# start of Listing
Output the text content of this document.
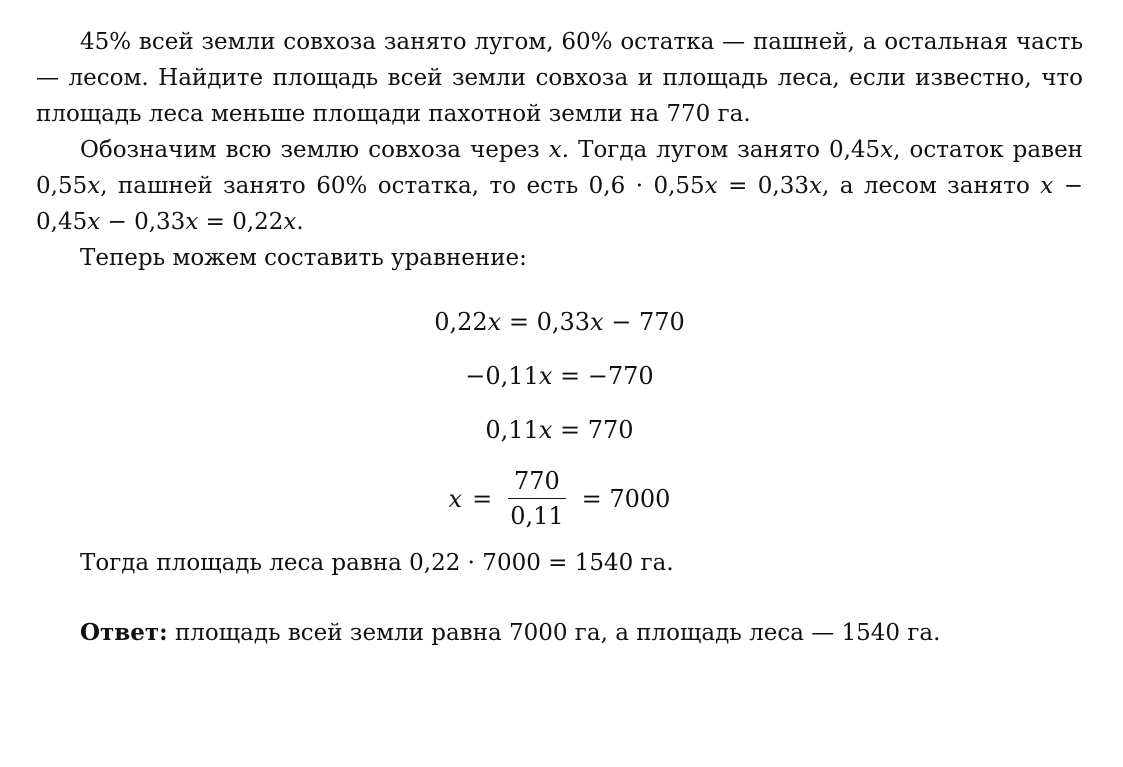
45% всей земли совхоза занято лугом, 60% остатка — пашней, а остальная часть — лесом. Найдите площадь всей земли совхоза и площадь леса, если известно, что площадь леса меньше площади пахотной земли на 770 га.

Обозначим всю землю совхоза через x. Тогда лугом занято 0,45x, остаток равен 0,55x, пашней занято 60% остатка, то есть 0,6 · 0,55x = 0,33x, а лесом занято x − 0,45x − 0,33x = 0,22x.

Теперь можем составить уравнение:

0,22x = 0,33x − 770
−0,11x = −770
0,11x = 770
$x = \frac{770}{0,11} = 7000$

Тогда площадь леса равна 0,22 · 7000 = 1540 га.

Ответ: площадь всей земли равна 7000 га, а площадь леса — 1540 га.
# end of Listing
# start of Listing
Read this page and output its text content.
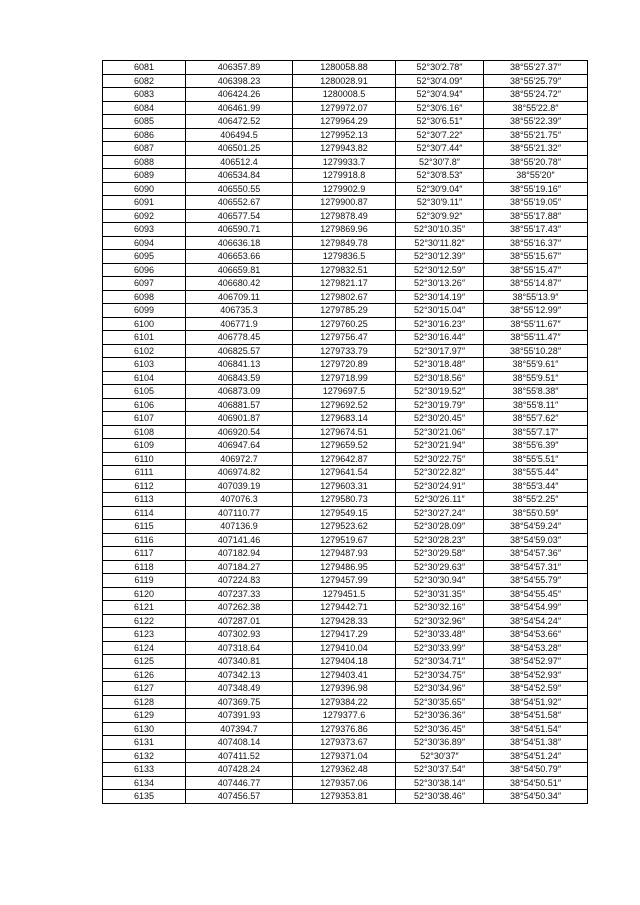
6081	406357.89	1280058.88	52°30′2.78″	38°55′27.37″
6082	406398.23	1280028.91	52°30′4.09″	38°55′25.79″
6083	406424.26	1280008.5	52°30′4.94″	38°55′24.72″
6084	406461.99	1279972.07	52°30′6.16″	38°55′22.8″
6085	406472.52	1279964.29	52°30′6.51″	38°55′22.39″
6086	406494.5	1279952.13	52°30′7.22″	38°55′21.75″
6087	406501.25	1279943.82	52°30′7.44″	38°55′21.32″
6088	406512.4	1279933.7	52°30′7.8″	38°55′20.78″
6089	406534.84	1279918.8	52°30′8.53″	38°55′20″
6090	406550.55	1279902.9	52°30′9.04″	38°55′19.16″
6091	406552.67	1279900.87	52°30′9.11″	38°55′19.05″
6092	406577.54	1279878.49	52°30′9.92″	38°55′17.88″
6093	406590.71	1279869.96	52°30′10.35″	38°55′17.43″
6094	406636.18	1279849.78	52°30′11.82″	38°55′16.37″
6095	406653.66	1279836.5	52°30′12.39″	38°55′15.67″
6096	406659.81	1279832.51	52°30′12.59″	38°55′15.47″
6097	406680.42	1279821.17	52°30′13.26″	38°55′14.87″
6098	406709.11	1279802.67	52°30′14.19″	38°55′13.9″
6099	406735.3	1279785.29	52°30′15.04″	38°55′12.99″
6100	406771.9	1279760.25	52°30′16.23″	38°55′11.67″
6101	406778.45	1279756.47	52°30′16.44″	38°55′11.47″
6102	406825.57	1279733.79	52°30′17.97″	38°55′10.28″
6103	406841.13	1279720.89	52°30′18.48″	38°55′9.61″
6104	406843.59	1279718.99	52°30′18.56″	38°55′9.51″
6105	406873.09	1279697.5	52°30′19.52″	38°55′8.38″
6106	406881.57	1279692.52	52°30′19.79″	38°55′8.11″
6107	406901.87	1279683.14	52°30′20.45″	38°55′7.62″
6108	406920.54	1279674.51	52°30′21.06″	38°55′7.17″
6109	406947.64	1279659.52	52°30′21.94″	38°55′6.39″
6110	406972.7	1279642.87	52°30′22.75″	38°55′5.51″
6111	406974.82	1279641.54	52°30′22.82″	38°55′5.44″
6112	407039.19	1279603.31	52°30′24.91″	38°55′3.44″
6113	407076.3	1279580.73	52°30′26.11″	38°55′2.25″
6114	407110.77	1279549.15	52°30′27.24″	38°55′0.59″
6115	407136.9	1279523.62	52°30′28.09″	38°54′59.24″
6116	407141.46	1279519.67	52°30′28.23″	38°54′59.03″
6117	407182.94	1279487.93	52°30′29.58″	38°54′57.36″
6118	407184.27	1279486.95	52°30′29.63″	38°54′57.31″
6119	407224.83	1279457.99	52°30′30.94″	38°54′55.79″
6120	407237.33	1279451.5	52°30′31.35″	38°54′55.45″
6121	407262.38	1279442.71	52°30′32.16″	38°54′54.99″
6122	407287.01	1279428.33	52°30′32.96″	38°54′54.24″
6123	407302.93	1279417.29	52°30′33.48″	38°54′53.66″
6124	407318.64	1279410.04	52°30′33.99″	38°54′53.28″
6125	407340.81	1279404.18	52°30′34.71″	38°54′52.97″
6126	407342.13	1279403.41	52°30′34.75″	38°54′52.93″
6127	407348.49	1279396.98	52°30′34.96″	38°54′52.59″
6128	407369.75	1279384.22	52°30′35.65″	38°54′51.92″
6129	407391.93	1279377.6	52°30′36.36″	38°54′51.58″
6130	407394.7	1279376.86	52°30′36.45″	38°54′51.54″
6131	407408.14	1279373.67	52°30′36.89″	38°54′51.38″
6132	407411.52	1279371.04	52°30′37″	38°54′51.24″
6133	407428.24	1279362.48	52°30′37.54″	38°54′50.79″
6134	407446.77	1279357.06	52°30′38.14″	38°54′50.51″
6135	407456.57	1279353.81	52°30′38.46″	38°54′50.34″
# end of Listing
Locate the word "пашней" in the data above. Copy every line carrying it.

** Result **
45% всей земли совхоза занято лугом, 60% остатка — пашней, а остальная часть — лесом. Найдите площадь всей земли совхоза и площадь леса, если известно, что площадь леса меньше площади пахотной земли на 770 га.
Обозначим всю землю совхоза через x. Тогда лугом занято 0,45x, остаток равен 0,55x, пашней занято 60% остатка, то есть 0,6 · 0,55x = 0,33x, а лесом занято x − 0,45x − 0,33x = 0,22x.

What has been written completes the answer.